Work instructions :: Omit every picture and output the rest of the records exactly as they are.
start Stored records
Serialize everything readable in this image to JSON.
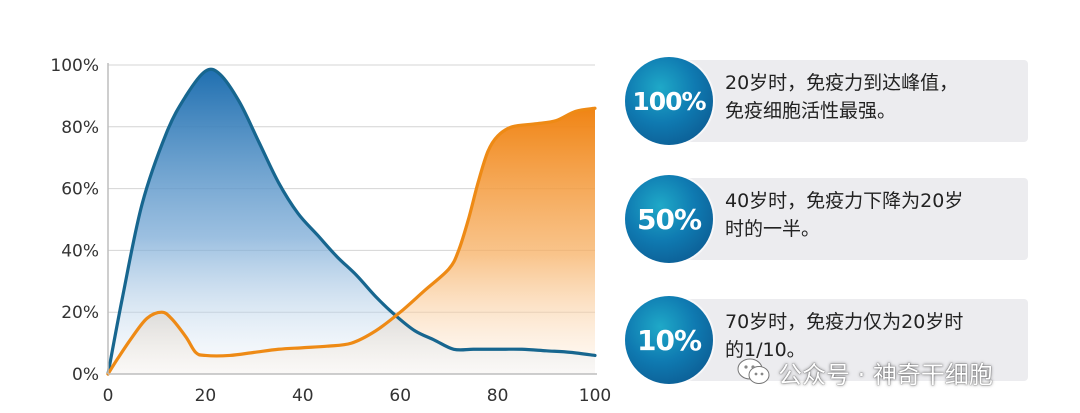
{
  "chart_data": {
    "type": "area",
    "x": [
      0,
      20,
      40,
      60,
      80,
      100
    ],
    "xlim": [
      0,
      100
    ],
    "ylim": [
      0,
      100
    ],
    "y_ticks": [
      "0%",
      "20%",
      "40%",
      "60%",
      "80%",
      "100%"
    ],
    "x_ticks": [
      "0",
      "20",
      "40",
      "60",
      "80",
      "100"
    ],
    "grid": true,
    "series": [
      {
        "color": "#17668f",
        "fill_top": "#2a77b6",
        "points": [
          [
            0,
            0
          ],
          [
            3,
            25
          ],
          [
            7,
            55
          ],
          [
            12,
            78
          ],
          [
            16,
            90
          ],
          [
            20,
            98
          ],
          [
            23,
            97
          ],
          [
            27,
            88
          ],
          [
            31,
            75
          ],
          [
            35,
            62
          ],
          [
            39,
            52
          ],
          [
            43,
            45
          ],
          [
            47,
            38
          ],
          [
            51,
            32
          ],
          [
            55,
            25
          ],
          [
            59,
            19
          ],
          [
            63,
            14
          ],
          [
            67,
            11
          ],
          [
            71,
            8
          ],
          [
            75,
            8
          ],
          [
            80,
            8
          ],
          [
            85,
            8
          ],
          [
            90,
            7.5
          ],
          [
            95,
            7
          ],
          [
            100,
            6
          ]
        ]
      },
      {
        "color": "#ee8a15",
        "fill_top": "#f08a1c",
        "points": [
          [
            0,
            0
          ],
          [
            2,
            5
          ],
          [
            5,
            12
          ],
          [
            8,
            18
          ],
          [
            11,
            20
          ],
          [
            13,
            18
          ],
          [
            16,
            12
          ],
          [
            18,
            7
          ],
          [
            20,
            6
          ],
          [
            25,
            6
          ],
          [
            30,
            7
          ],
          [
            35,
            8
          ],
          [
            40,
            8.5
          ],
          [
            45,
            9
          ],
          [
            50,
            10
          ],
          [
            55,
            14
          ],
          [
            60,
            20
          ],
          [
            65,
            27
          ],
          [
            70,
            34
          ],
          [
            72,
            40
          ],
          [
            74,
            50
          ],
          [
            76,
            62
          ],
          [
            78,
            72
          ],
          [
            80,
            77
          ],
          [
            83,
            80
          ],
          [
            88,
            81
          ],
          [
            92,
            82
          ],
          [
            96,
            85
          ],
          [
            100,
            86
          ]
        ]
      }
    ]
  },
  "cards": [
    {
      "badge": "100%",
      "lines": [
        "20岁时，免疫力到达峰值，",
        "免疫细胞活性最强。"
      ]
    },
    {
      "badge": "50%",
      "lines": [
        "40岁时，免疫力下降为20岁",
        "时的一半。"
      ]
    },
    {
      "badge": "10%",
      "lines": [
        "70岁时，免疫力仅为20岁时",
        "的1/10。"
      ]
    }
  ],
  "watermark": {
    "text": "公众号 · 神奇干细胞",
    "icon": "wechat-icon"
  }
}
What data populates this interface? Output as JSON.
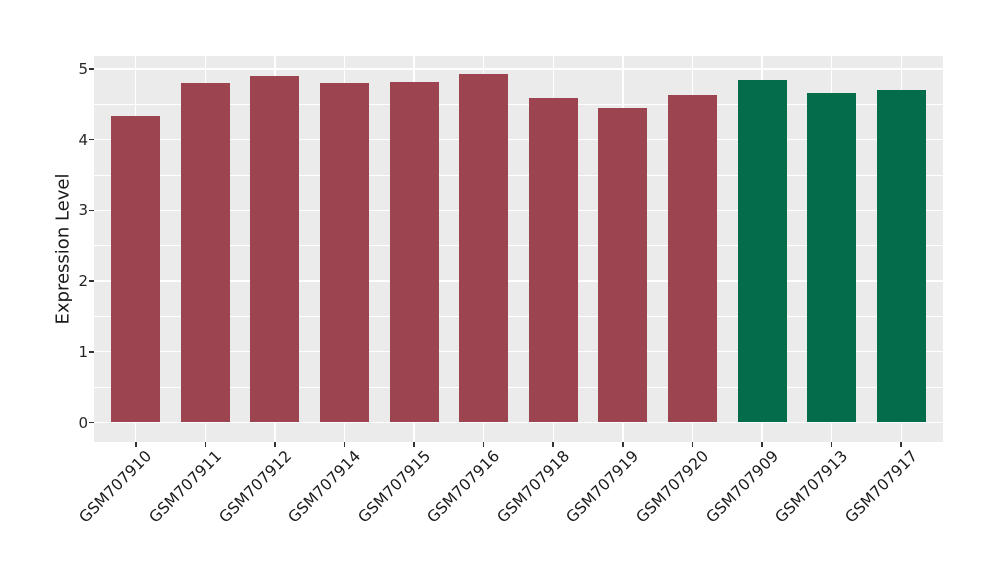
{
  "chart_data": {
    "type": "bar",
    "title": "",
    "xlabel": "",
    "ylabel": "Expression Level",
    "categories": [
      "GSM707910",
      "GSM707911",
      "GSM707912",
      "GSM707914",
      "GSM707915",
      "GSM707916",
      "GSM707918",
      "GSM707919",
      "GSM707920",
      "GSM707909",
      "GSM707913",
      "GSM707917"
    ],
    "values": [
      4.33,
      4.8,
      4.9,
      4.8,
      4.81,
      4.93,
      4.59,
      4.45,
      4.63,
      4.84,
      4.66,
      4.7
    ],
    "bar_colors": [
      "#9C4450",
      "#9C4450",
      "#9C4450",
      "#9C4450",
      "#9C4450",
      "#9C4450",
      "#9C4450",
      "#9C4450",
      "#9C4450",
      "#026C4B",
      "#026C4B",
      "#026C4B"
    ],
    "groups": [
      {
        "color": "#9C4450",
        "samples": [
          "GSM707910",
          "GSM707911",
          "GSM707912",
          "GSM707914",
          "GSM707915",
          "GSM707916",
          "GSM707918",
          "GSM707919",
          "GSM707920"
        ]
      },
      {
        "color": "#026C4B",
        "samples": [
          "GSM707909",
          "GSM707913",
          "GSM707917"
        ]
      }
    ],
    "yticks": [
      0,
      1,
      2,
      3,
      4,
      5
    ],
    "ytick_labels": [
      "0",
      "1",
      "2",
      "3",
      "4",
      "5"
    ],
    "minor_yticks": [
      0.5,
      1.5,
      2.5,
      3.5,
      4.5
    ],
    "ylim": [
      -0.29,
      5.18
    ],
    "grid": true,
    "legend": "none",
    "style": {
      "panel_background": "#EBEBEB",
      "grid_color": "#FFFFFF",
      "axis_text_color": "#262626",
      "tick_mark_color": "#333333",
      "figure_background": "#FFFFFF"
    }
  }
}
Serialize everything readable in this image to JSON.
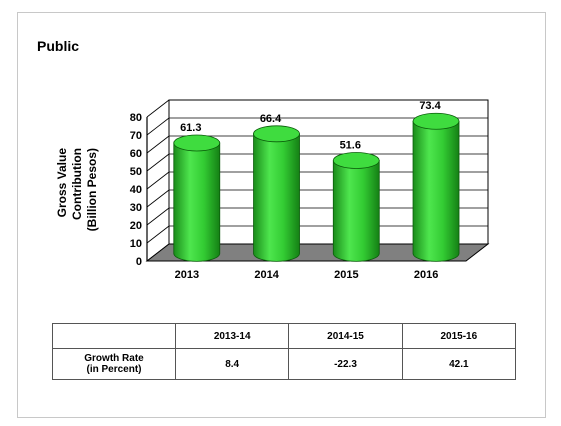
end Stored records
Task result ::
Serialize everything readable in this image to JSON.
{
  "chart_data": {
    "type": "area",
    "x": [
      0,
      20,
      40,
      60,
      80,
      100
    ],
    "xlim": [
      0,
      100
    ],
    "ylim": [
      0,
      100
    ],
    "y_ticks": [
      "0%",
      "20%",
      "40%",
      "60%",
      "80%",
      "100%"
    ],
    "x_ticks": [
      "0",
      "20",
      "40",
      "60",
      "80",
      "100"
    ],
    "grid": true,
    "series": [
      {
        "color": "#17668f",
        "fill_top": "#2a77b6",
        "points": [
          [
            0,
            0
          ],
          [
            3,
            25
          ],
          [
            7,
            55
          ],
          [
            12,
            78
          ],
          [
            16,
            90
          ],
          [
            20,
            98
          ],
          [
            23,
            97
          ],
          [
            27,
            88
          ],
          [
            31,
            75
          ],
          [
            35,
            62
          ],
          [
            39,
            52
          ],
          [
            43,
            45
          ],
          [
            47,
            38
          ],
          [
            51,
            32
          ],
          [
            55,
            25
          ],
          [
            59,
            19
          ],
          [
            63,
            14
          ],
          [
            67,
            11
          ],
          [
            71,
            8
          ],
          [
            75,
            8
          ],
          [
            80,
            8
          ],
          [
            85,
            8
          ],
          [
            90,
            7.5
          ],
          [
            95,
            7
          ],
          [
            100,
            6
          ]
        ]
      },
      {
        "color": "#ee8a15",
        "fill_top": "#f08a1c",
        "points": [
          [
            0,
            0
          ],
          [
            2,
            5
          ],
          [
            5,
            12
          ],
          [
            8,
            18
          ],
          [
            11,
            20
          ],
          [
            13,
            18
          ],
          [
            16,
            12
          ],
          [
            18,
            7
          ],
          [
            20,
            6
          ],
          [
            25,
            6
          ],
          [
            30,
            7
          ],
          [
            35,
            8
          ],
          [
            40,
            8.5
          ],
          [
            45,
            9
          ],
          [
            50,
            10
          ],
          [
            55,
            14
          ],
          [
            60,
            20
          ],
          [
            65,
            27
          ],
          [
            70,
            34
          ],
          [
            72,
            40
          ],
          [
            74,
            50
          ],
          [
            76,
            62
          ],
          [
            78,
            72
          ],
          [
            80,
            77
          ],
          [
            83,
            80
          ],
          [
            88,
            81
          ],
          [
            92,
            82
          ],
          [
            96,
            85
          ],
          [
            100,
            86
          ]
        ]
      }
    ]
  },
  "cards": [
    {
      "badge": "100%",
      "lines": [
        "20岁时，免疫力到达峰值，",
        "免疫细胞活性最强。"
      ]
    },
    {
      "badge": "50%",
      "lines": [
        "40岁时，免疫力下降为20岁",
        "时的一半。"
      ]
    },
    {
      "badge": "10%",
      "lines": [
        "70岁时，免疫力仅为20岁时",
        "的1/10。"
      ]
    }
  ],
  "watermark": {
    "text": "公众号 · 神奇干细胞",
    "icon": "wechat-icon"
  }
}
What data populates this interface? Output as JSON.
{
  "chart_data": {
    "type": "bar",
    "title": "",
    "xlabel": "",
    "ylabel": "Expression Level",
    "categories": [
      "GSM707910",
      "GSM707911",
      "GSM707912",
      "GSM707914",
      "GSM707915",
      "GSM707916",
      "GSM707918",
      "GSM707919",
      "GSM707920",
      "GSM707909",
      "GSM707913",
      "GSM707917"
    ],
    "values": [
      4.33,
      4.8,
      4.9,
      4.8,
      4.81,
      4.93,
      4.59,
      4.45,
      4.63,
      4.84,
      4.66,
      4.7
    ],
    "bar_colors": [
      "#9C4450",
      "#9C4450",
      "#9C4450",
      "#9C4450",
      "#9C4450",
      "#9C4450",
      "#9C4450",
      "#9C4450",
      "#9C4450",
      "#026C4B",
      "#026C4B",
      "#026C4B"
    ],
    "groups": [
      {
        "color": "#9C4450",
        "samples": [
          "GSM707910",
          "GSM707911",
          "GSM707912",
          "GSM707914",
          "GSM707915",
          "GSM707916",
          "GSM707918",
          "GSM707919",
          "GSM707920"
        ]
      },
      {
        "color": "#026C4B",
        "samples": [
          "GSM707909",
          "GSM707913",
          "GSM707917"
        ]
      }
    ],
    "yticks": [
      0,
      1,
      2,
      3,
      4,
      5
    ],
    "ytick_labels": [
      "0",
      "1",
      "2",
      "3",
      "4",
      "5"
    ],
    "minor_yticks": [
      0.5,
      1.5,
      2.5,
      3.5,
      4.5
    ],
    "ylim": [
      -0.29,
      5.18
    ],
    "grid": true,
    "legend": "none",
    "style": {
      "panel_background": "#EBEBEB",
      "grid_color": "#FFFFFF",
      "axis_text_color": "#262626",
      "tick_mark_color": "#333333",
      "figure_background": "#FFFFFF"
    }
  }
}
Serialize everything readable in this image to JSON.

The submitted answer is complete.